• _WRITTEN PROBLEM_
Using the material below, work out how many lines contain the word "шортами". Reply with the number and nothing more.

--- START ---

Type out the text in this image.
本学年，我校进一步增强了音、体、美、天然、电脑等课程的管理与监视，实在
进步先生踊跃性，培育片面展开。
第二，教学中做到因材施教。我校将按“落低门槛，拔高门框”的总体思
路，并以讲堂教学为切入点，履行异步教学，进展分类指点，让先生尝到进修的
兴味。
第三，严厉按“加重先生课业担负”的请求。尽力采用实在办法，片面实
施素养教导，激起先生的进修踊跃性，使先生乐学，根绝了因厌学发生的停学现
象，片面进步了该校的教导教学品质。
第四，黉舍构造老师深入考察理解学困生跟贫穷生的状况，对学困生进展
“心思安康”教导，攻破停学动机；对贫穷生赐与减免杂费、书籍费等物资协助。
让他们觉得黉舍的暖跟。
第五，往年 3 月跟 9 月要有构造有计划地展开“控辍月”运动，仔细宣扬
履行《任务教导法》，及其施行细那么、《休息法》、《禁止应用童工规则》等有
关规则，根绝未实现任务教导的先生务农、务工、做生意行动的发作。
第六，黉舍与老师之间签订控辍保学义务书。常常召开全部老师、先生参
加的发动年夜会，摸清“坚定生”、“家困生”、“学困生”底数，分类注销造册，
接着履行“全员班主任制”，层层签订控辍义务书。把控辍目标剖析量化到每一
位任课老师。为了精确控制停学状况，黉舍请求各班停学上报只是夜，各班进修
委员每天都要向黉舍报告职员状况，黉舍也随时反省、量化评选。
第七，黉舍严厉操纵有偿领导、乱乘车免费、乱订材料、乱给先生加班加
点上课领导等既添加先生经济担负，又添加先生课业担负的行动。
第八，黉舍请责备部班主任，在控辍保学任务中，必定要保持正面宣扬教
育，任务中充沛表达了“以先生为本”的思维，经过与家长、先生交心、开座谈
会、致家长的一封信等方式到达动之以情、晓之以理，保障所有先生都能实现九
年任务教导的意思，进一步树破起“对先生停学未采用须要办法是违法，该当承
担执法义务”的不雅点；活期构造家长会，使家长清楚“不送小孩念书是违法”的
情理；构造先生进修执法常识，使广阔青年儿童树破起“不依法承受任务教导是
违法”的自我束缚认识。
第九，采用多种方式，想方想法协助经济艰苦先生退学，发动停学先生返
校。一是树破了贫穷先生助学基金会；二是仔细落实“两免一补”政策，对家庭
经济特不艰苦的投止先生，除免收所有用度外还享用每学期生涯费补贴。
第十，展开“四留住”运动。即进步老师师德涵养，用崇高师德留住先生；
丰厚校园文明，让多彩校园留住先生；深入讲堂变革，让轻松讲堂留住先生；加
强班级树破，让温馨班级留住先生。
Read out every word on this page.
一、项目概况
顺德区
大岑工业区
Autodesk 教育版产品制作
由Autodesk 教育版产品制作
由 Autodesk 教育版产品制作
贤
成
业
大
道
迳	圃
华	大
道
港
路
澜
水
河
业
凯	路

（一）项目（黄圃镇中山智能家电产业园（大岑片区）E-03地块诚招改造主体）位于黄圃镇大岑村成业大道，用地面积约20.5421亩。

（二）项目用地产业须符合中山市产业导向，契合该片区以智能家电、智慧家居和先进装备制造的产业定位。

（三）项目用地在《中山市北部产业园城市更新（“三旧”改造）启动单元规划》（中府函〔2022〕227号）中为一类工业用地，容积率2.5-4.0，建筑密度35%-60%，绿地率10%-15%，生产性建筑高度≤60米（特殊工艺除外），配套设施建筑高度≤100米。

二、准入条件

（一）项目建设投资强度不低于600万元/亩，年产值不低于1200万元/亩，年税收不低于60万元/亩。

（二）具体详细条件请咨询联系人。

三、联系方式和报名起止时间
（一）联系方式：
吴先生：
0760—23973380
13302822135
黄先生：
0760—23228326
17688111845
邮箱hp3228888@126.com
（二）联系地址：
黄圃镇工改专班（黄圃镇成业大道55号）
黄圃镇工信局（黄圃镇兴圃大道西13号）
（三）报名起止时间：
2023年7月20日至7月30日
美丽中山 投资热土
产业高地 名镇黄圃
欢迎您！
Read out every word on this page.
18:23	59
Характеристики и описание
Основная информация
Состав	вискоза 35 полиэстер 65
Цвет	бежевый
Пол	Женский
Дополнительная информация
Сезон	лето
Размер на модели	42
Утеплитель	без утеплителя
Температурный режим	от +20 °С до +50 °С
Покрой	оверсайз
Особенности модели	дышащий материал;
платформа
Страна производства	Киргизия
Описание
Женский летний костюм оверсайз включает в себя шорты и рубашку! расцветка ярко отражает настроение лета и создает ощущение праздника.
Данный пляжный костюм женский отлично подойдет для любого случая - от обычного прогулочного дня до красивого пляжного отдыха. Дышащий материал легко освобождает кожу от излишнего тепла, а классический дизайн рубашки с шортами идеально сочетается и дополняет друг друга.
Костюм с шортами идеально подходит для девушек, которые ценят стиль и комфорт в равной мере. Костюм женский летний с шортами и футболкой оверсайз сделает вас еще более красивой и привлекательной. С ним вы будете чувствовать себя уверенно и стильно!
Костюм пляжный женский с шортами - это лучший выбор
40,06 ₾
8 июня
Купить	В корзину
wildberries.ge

--- END ---

• _CORRECT RESULT_
3